### PROMPT
Pick every line with "this" from the material below.
[Begin ITEMS]
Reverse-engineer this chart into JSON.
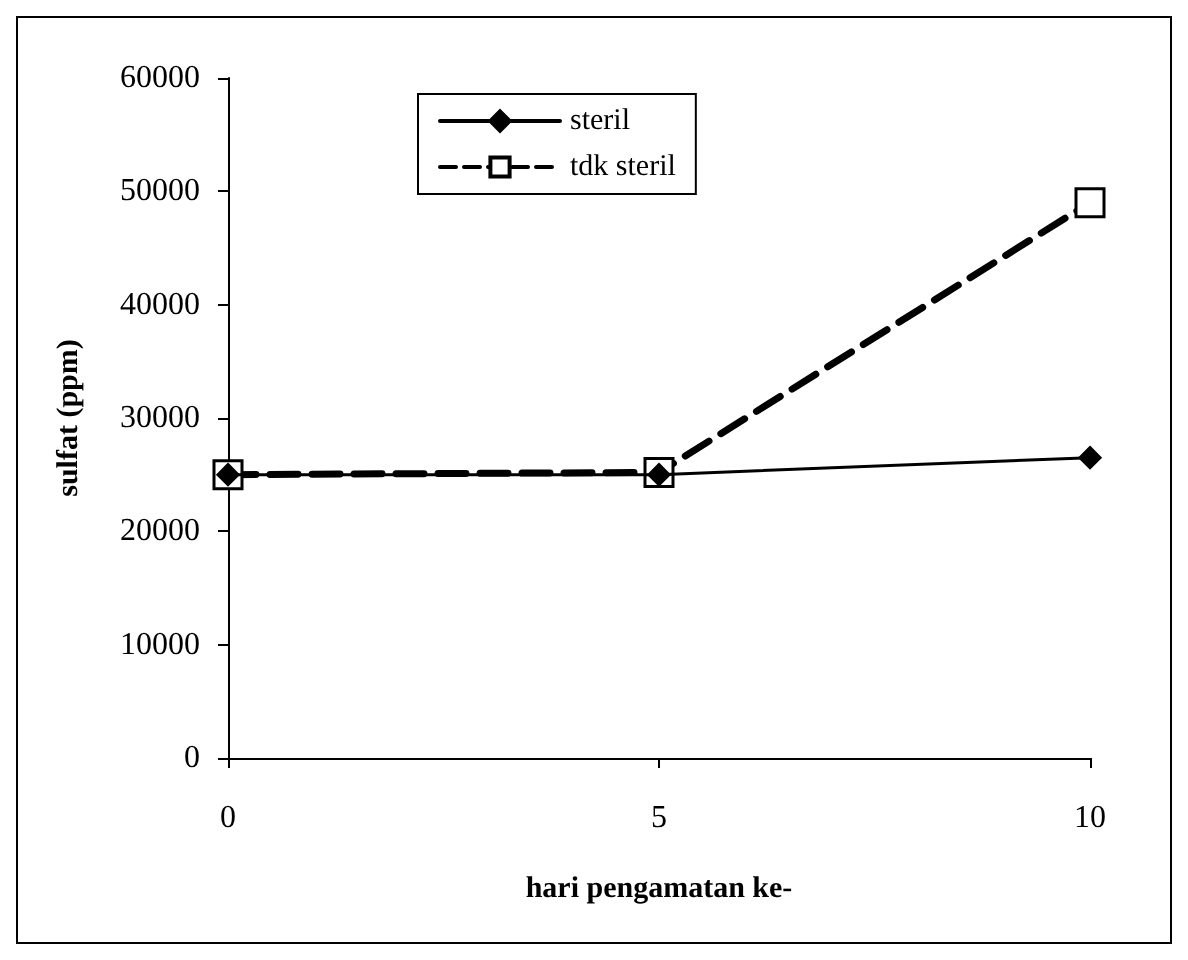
{
  "chart_data": {
    "type": "line",
    "xlabel": "hari pengamatan ke-",
    "ylabel": "sulfat (ppm)",
    "x": [
      0,
      5,
      10
    ],
    "series": [
      {
        "name": "steril",
        "color": "#000000",
        "values": [
          25000,
          25000,
          26500
        ],
        "marker": "diamond",
        "line_style": "solid"
      },
      {
        "name": "tdk steril",
        "color": "#000000",
        "values": [
          25000,
          25200,
          49000
        ],
        "marker": "square",
        "line_style": "dashed"
      }
    ],
    "xlim": [
      0,
      10
    ],
    "xticks": [
      0,
      5,
      10
    ],
    "ylim": [
      0,
      60000
    ],
    "yticks": [
      0,
      10000,
      20000,
      30000,
      40000,
      50000,
      60000
    ],
    "grid": false,
    "legend": "top left"
  }
}
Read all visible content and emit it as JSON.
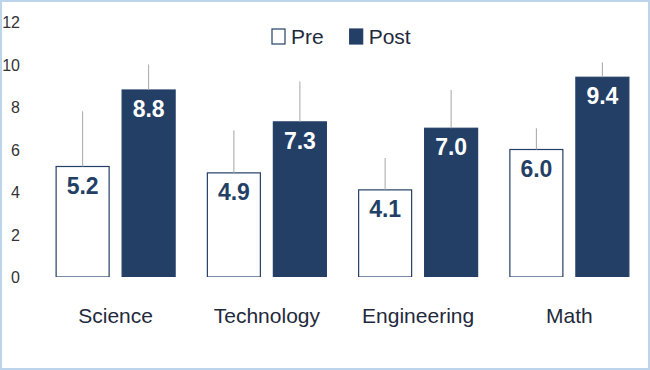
{
  "chart_data": {
    "type": "bar",
    "categories": [
      "Science",
      "Technology",
      "Engineering",
      "Math"
    ],
    "series": [
      {
        "name": "Pre",
        "color": "#ffffff",
        "values": [
          5.2,
          4.9,
          4.1,
          6.0
        ],
        "value_labels": [
          "5.2",
          "4.9",
          "4.1",
          "6.0"
        ],
        "errors": [
          2.6,
          2.0,
          1.5,
          1.0
        ]
      },
      {
        "name": "Post",
        "color": "#243f66",
        "values": [
          8.8,
          7.3,
          7.0,
          9.4
        ],
        "value_labels": [
          "8.8",
          "7.3",
          "7.0",
          "9.4"
        ],
        "errors": [
          1.2,
          1.9,
          1.8,
          0.7
        ]
      }
    ],
    "ylim": [
      0,
      12
    ],
    "yticks": [
      0,
      2,
      4,
      6,
      8,
      10,
      12
    ],
    "grid": false,
    "legend": "top",
    "data_labels": true
  }
}
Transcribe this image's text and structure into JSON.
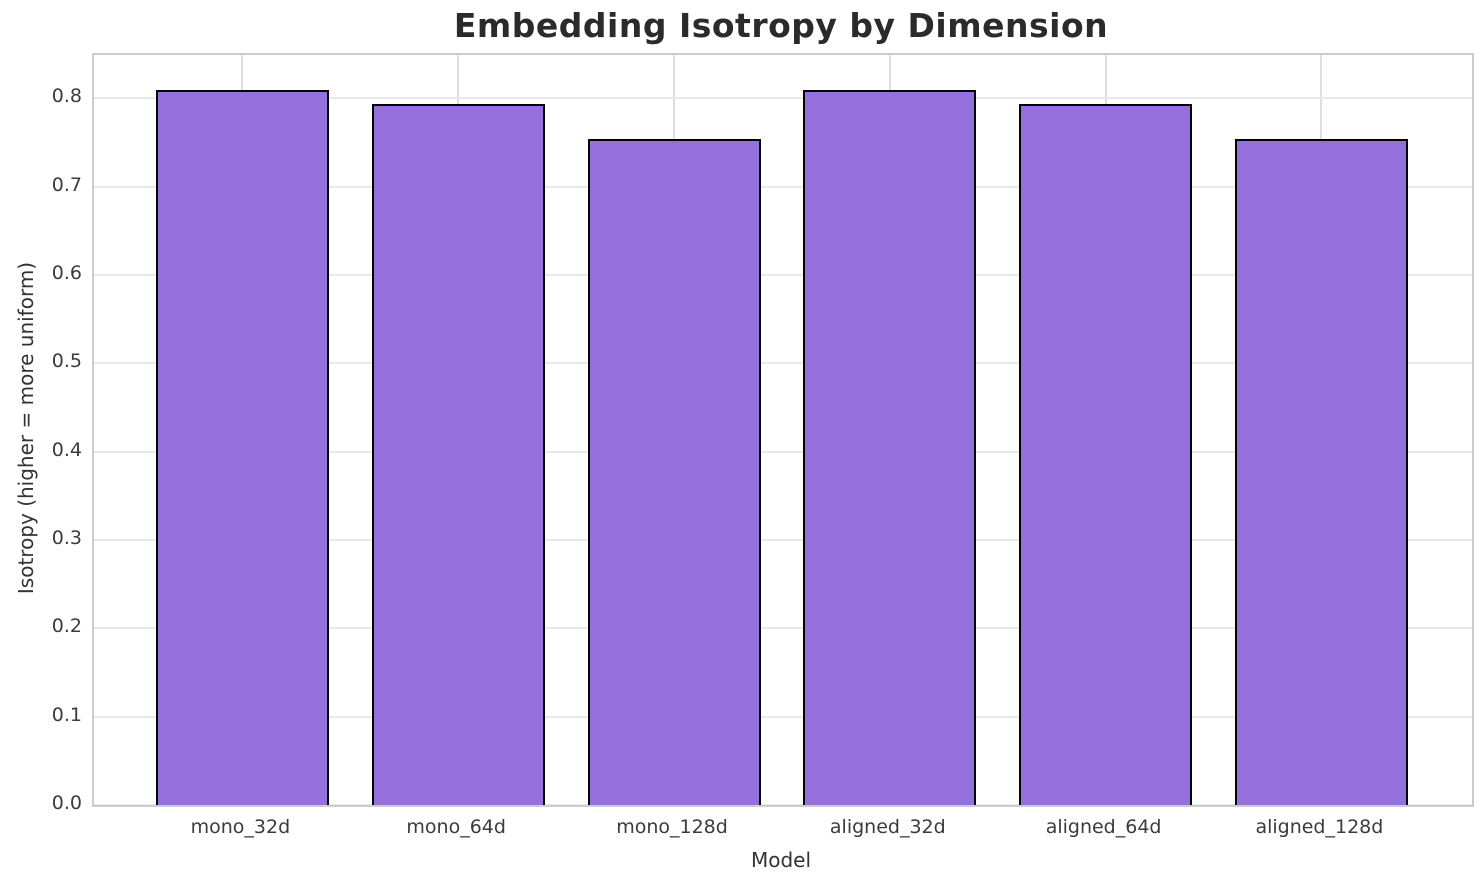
{
  "chart_data": {
    "type": "bar",
    "title": "Embedding Isotropy by Dimension",
    "xlabel": "Model",
    "ylabel": "Isotropy (higher = more uniform)",
    "categories": [
      "mono_32d",
      "mono_64d",
      "mono_128d",
      "aligned_32d",
      "aligned_64d",
      "aligned_128d"
    ],
    "values": [
      0.809,
      0.793,
      0.754,
      0.809,
      0.793,
      0.754
    ],
    "ylim": [
      0.0,
      0.849
    ],
    "ytick_labels": [
      "0.0",
      "0.1",
      "0.2",
      "0.3",
      "0.4",
      "0.5",
      "0.6",
      "0.7",
      "0.8"
    ],
    "grid": true,
    "legend": "none",
    "colors": {
      "bar_fill": "#9370db",
      "bar_edge": "#000000",
      "h_grid": "#e9e9e9",
      "v_grid": "#dedede",
      "spine": "#cccccc",
      "title_text": "#2b2b2b",
      "tick_text": "#3b3b3b",
      "background": "#ffffff"
    }
  }
}
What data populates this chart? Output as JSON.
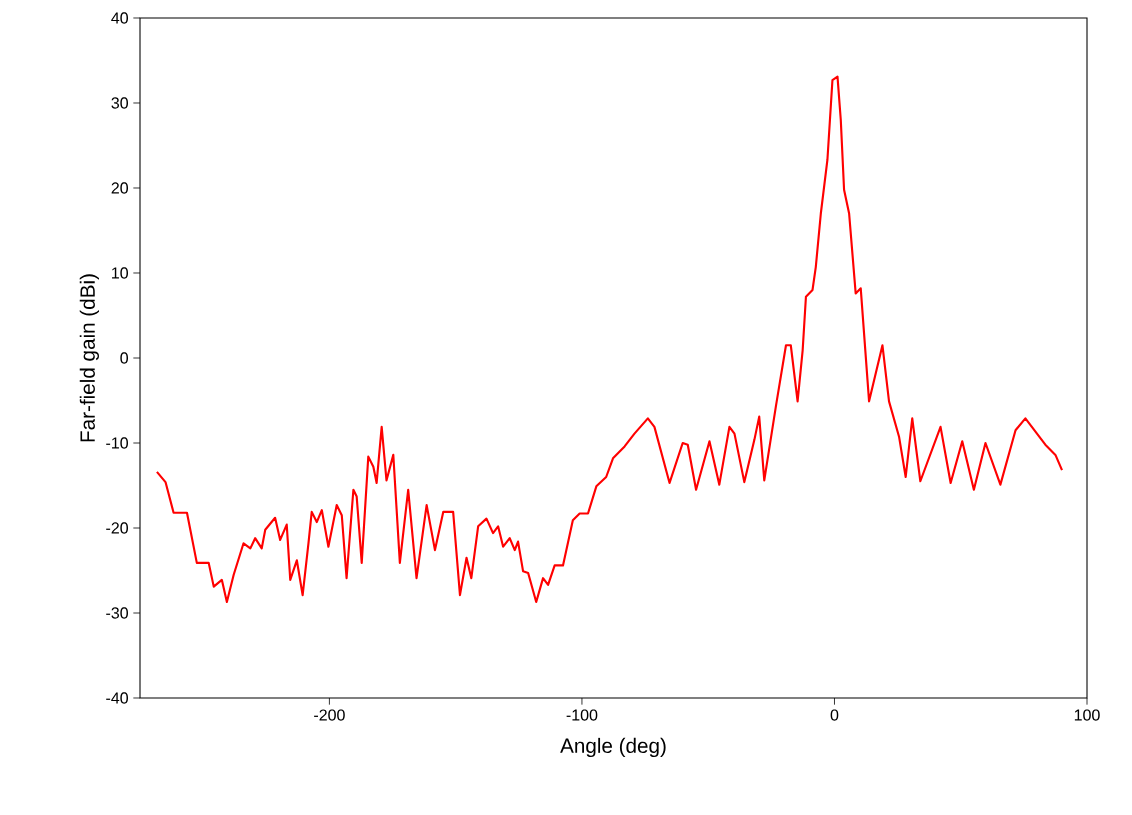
[End ITEMS]
### EXERCISE ANSWER
Reverse-engineer this chart into JSON.
Transcribe this image's text and structure into JSON.
What data populates this chart? Output as JSON.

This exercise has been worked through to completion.